— Exercise goal —
Scan the records below for the word "name" and give only the number of lines that hold it.

— Recorded data —
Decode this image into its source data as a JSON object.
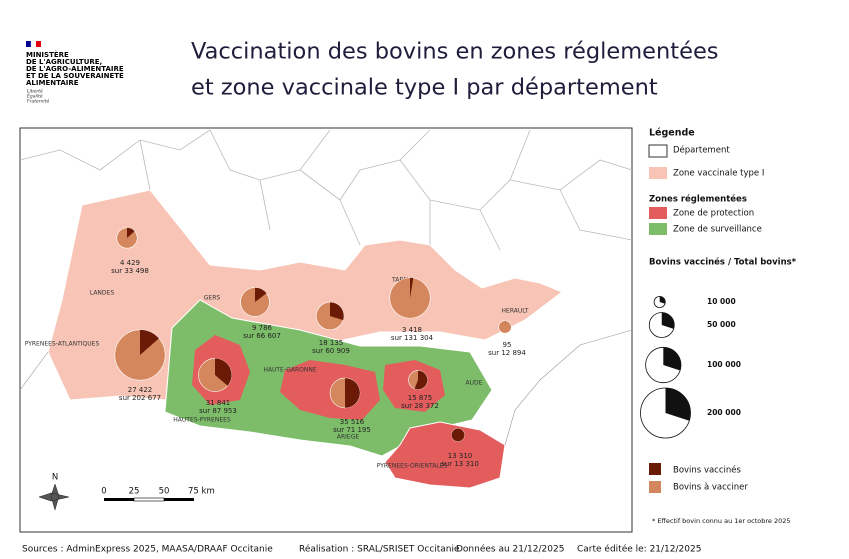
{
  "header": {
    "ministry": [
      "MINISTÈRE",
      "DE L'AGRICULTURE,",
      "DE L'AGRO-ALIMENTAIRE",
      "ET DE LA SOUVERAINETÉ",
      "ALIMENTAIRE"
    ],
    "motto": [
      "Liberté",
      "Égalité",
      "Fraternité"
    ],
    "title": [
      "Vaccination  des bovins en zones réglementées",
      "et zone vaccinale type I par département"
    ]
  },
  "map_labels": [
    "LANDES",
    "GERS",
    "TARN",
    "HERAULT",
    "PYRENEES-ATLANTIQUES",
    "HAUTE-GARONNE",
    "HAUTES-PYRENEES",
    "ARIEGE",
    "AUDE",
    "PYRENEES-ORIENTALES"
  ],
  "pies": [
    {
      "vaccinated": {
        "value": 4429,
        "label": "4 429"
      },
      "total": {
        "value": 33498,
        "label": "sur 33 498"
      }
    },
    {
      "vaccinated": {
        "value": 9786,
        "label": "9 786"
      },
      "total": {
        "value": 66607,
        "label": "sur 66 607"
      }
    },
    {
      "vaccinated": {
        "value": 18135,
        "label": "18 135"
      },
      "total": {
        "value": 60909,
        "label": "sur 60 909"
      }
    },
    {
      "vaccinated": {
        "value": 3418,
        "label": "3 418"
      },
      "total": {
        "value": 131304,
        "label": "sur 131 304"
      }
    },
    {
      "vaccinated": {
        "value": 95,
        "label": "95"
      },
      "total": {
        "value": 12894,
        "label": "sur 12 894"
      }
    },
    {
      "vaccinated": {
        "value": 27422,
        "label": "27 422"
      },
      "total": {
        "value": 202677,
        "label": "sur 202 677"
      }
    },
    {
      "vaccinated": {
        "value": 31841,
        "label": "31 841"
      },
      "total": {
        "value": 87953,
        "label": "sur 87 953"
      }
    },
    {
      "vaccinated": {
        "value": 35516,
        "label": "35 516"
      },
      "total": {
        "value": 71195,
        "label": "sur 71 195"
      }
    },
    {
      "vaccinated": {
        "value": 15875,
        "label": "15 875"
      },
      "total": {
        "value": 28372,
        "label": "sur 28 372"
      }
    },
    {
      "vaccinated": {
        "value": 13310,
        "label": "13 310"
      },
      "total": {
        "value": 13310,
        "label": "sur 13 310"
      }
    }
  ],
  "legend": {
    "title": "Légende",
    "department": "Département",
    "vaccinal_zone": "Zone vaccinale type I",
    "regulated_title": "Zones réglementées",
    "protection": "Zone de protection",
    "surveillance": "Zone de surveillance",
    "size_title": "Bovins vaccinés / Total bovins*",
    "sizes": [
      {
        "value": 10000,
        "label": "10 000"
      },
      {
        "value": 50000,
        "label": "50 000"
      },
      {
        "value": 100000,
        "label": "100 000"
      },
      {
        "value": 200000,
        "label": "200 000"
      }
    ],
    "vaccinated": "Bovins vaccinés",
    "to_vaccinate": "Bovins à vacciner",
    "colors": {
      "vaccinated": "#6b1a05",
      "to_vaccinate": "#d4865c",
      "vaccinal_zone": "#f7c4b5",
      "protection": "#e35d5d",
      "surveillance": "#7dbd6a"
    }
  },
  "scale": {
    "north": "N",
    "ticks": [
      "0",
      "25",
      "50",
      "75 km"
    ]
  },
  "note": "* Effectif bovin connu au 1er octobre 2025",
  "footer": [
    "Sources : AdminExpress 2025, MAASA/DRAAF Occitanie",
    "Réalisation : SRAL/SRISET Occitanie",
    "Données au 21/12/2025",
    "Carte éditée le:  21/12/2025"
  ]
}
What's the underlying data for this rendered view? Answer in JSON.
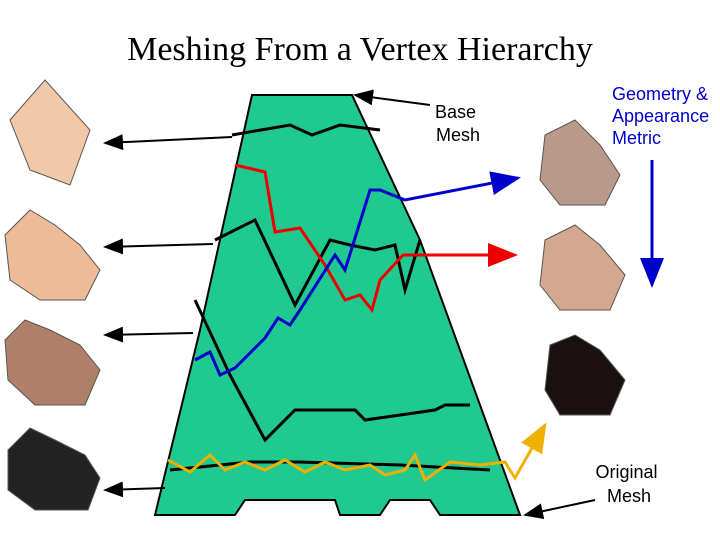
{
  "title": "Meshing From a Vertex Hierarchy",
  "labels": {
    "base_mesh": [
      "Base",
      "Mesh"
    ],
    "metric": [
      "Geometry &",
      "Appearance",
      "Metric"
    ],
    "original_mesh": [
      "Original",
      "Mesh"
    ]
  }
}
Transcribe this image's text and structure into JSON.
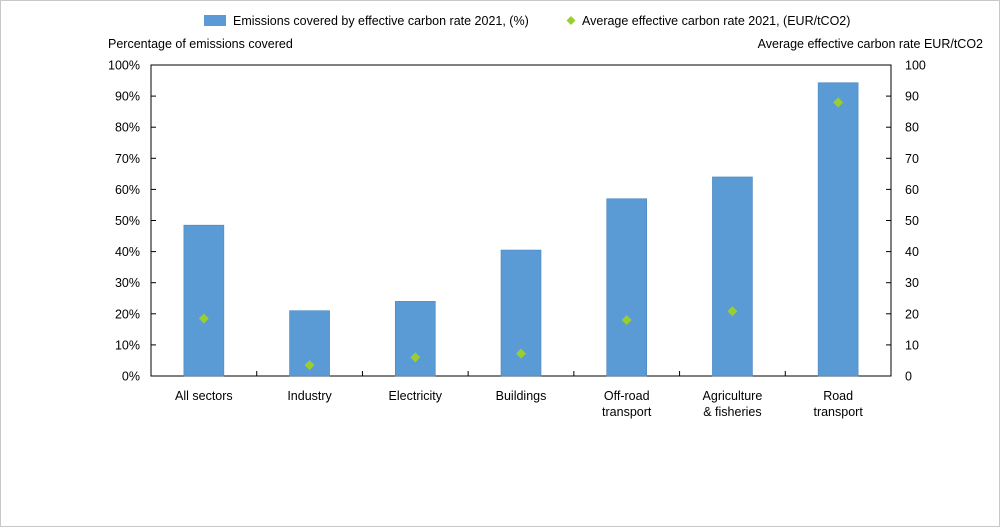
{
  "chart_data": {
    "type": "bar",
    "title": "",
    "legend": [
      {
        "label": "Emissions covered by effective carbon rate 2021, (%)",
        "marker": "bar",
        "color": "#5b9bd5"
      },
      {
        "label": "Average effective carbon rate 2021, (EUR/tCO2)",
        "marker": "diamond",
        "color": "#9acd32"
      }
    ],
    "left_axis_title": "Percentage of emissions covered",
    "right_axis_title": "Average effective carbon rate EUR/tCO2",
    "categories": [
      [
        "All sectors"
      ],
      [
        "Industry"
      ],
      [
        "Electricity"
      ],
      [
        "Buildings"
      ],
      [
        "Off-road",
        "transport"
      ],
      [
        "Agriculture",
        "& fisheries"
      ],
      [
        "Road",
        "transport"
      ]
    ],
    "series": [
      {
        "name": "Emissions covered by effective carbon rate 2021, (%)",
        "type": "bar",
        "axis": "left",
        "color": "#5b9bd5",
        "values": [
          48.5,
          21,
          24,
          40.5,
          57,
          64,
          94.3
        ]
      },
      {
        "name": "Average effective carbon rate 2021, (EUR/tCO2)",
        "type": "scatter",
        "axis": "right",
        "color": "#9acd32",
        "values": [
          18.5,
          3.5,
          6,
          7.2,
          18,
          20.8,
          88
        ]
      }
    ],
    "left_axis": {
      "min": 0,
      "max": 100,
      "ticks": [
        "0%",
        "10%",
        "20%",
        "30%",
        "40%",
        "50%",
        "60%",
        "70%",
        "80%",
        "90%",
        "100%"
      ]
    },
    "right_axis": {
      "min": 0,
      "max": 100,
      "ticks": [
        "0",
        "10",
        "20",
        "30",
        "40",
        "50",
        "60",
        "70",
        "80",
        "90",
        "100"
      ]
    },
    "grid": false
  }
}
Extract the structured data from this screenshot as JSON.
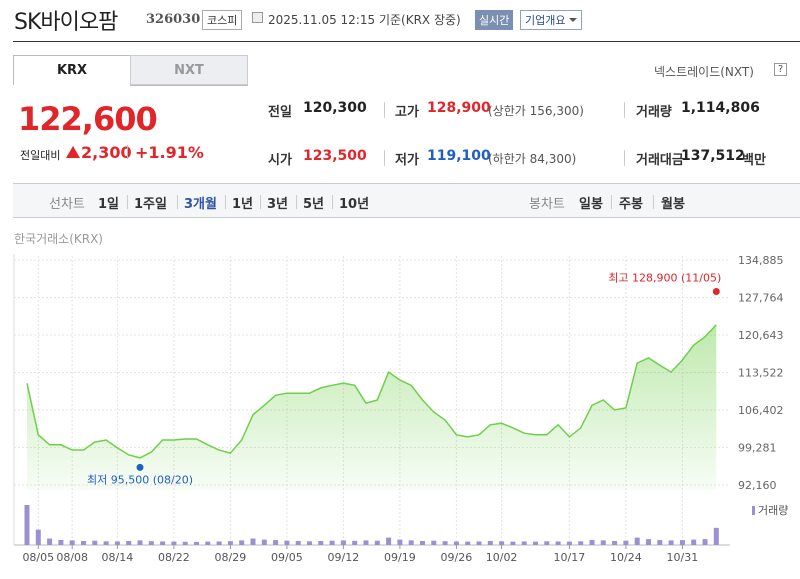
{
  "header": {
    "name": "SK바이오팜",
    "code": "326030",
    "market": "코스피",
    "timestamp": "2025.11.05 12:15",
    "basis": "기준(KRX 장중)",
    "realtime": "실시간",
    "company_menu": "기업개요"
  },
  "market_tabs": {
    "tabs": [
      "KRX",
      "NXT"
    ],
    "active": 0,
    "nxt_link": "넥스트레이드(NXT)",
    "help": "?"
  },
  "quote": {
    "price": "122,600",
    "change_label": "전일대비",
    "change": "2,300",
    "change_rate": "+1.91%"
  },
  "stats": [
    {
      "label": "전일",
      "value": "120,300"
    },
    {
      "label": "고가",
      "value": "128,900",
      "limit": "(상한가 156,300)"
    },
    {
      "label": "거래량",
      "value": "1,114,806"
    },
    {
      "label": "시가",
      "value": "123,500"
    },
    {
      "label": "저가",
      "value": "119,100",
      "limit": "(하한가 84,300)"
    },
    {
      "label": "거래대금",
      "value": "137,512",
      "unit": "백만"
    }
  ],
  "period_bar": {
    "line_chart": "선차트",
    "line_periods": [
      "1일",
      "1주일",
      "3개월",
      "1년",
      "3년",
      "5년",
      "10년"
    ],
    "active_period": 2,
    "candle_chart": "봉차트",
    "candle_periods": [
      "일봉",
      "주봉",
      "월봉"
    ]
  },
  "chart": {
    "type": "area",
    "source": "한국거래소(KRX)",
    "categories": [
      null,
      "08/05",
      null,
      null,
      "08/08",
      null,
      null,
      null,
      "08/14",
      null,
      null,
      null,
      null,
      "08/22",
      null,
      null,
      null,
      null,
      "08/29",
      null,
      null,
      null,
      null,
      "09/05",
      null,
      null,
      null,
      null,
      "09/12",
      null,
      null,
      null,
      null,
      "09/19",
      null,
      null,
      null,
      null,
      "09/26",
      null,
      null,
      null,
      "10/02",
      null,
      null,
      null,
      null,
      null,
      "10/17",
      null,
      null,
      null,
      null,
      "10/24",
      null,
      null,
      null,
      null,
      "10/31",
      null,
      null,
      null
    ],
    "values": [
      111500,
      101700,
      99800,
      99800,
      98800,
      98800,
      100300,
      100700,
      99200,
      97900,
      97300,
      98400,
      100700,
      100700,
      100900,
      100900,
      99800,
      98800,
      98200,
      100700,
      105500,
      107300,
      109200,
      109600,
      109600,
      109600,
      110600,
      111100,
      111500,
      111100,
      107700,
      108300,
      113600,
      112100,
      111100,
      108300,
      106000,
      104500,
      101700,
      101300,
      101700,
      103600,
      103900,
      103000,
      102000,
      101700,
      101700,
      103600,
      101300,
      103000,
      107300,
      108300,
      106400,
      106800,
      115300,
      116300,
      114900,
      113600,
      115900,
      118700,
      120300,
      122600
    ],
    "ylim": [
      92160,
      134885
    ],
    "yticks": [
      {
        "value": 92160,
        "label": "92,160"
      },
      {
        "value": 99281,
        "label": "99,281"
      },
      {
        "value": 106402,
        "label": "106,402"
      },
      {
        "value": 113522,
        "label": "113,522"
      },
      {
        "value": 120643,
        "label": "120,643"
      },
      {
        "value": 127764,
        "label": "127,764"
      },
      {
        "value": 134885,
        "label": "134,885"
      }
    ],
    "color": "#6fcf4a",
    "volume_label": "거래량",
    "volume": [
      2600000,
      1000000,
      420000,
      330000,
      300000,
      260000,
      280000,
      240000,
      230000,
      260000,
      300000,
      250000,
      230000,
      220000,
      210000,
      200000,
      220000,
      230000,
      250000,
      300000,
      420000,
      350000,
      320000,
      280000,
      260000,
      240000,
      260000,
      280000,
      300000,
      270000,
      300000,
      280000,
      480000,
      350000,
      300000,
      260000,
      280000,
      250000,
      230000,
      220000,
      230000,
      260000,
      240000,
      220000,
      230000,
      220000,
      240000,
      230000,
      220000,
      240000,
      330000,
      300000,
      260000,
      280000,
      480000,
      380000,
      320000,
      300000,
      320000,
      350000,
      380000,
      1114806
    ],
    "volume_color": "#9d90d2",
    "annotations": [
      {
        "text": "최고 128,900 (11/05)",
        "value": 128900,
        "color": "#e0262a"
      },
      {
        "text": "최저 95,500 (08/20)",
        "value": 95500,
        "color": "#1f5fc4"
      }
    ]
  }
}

— Exercise result —
3